→ **INSTRUCTIONS TO FOLLOW**
Output every entry exactly as given.

→ **GIVEN ENTRIES**
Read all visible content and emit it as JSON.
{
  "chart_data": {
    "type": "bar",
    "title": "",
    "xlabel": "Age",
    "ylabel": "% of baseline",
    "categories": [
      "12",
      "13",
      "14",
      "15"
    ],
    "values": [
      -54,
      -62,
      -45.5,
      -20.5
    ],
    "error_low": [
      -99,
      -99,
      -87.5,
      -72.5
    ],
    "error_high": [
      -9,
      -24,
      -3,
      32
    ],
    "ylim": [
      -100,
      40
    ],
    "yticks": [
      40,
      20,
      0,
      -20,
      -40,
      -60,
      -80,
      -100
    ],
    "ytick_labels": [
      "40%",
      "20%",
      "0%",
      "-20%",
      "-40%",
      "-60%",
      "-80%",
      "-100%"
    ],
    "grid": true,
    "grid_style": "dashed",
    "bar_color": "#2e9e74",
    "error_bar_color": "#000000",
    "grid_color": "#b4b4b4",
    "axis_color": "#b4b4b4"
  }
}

→ **TASK RESULT**
Read all visible content and emit it as JSON.
{
  "chart_data": {
    "type": "bar",
    "title": "",
    "xlabel": "Age",
    "ylabel": "% of baseline",
    "categories": [
      "12",
      "13",
      "14",
      "15"
    ],
    "values": [
      -54,
      -62,
      -45.5,
      -20.5
    ],
    "error_low": [
      -99,
      -99,
      -87.5,
      -72.5
    ],
    "error_high": [
      -9,
      -24,
      -3,
      32
    ],
    "ylim": [
      -100,
      40
    ],
    "yticks": [
      40,
      20,
      0,
      -20,
      -40,
      -60,
      -80,
      -100
    ],
    "ytick_labels": [
      "40%",
      "20%",
      "0%",
      "-20%",
      "-40%",
      "-60%",
      "-80%",
      "-100%"
    ],
    "grid": true,
    "grid_style": "dashed",
    "bar_color": "#2e9e74",
    "error_bar_color": "#000000",
    "grid_color": "#b4b4b4",
    "axis_color": "#b4b4b4"
  }
}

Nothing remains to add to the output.